Print only the line with "Decode this image" and the lines after it, ending with the last line of the material, each exactly as it stands.

[Saved data entries]
_ _ _
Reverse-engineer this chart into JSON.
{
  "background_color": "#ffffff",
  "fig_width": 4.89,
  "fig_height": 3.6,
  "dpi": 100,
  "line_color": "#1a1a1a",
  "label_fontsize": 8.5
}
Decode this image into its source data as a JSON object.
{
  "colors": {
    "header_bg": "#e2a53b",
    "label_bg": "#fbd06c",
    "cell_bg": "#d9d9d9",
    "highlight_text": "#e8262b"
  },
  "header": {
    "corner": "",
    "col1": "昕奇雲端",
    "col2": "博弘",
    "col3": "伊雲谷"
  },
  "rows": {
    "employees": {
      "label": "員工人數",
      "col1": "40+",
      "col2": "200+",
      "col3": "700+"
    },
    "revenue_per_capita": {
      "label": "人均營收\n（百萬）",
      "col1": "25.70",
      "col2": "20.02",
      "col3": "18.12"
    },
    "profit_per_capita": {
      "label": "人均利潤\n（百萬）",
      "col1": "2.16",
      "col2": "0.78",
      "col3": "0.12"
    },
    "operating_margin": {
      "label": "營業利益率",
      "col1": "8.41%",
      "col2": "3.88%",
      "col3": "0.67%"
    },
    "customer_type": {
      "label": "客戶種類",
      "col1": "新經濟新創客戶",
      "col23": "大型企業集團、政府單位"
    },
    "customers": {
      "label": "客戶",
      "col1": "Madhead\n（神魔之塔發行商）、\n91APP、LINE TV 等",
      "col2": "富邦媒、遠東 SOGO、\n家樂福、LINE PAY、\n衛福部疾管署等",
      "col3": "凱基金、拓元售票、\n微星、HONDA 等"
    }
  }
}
_ _ _
- _Result of this task_:
Decode this image into its source data as a JSON object.
{
  "colors": {
    "header_bg": "#e2a53b",
    "label_bg": "#fbd06c",
    "cell_bg": "#d9d9d9",
    "highlight_text": "#e8262b"
  },
  "header": {
    "corner": "",
    "col1": "昕奇雲端",
    "col2": "博弘",
    "col3": "伊雲谷"
  },
  "rows": {
    "employees": {
      "label": "員工人數",
      "col1": "40+",
      "col2": "200+",
      "col3": "700+"
    },
    "revenue_per_capita": {
      "label": "人均營收\n（百萬）",
      "col1": "25.70",
      "col2": "20.02",
      "col3": "18.12"
    },
    "profit_per_capita": {
      "label": "人均利潤\n（百萬）",
      "col1": "2.16",
      "col2": "0.78",
      "col3": "0.12"
    },
    "operating_margin": {
      "label": "營業利益率",
      "col1": "8.41%",
      "col2": "3.88%",
      "col3": "0.67%"
    },
    "customer_type": {
      "label": "客戶種類",
      "col1": "新經濟新創客戶",
      "col23": "大型企業集團、政府單位"
    },
    "customers": {
      "label": "客戶",
      "col1": "Madhead\n（神魔之塔發行商）、\n91APP、LINE TV 等",
      "col2": "富邦媒、遠東 SOGO、\n家樂福、LINE PAY、\n衛福部疾管署等",
      "col3": "凱基金、拓元售票、\n微星、HONDA 等"
    }
  }
}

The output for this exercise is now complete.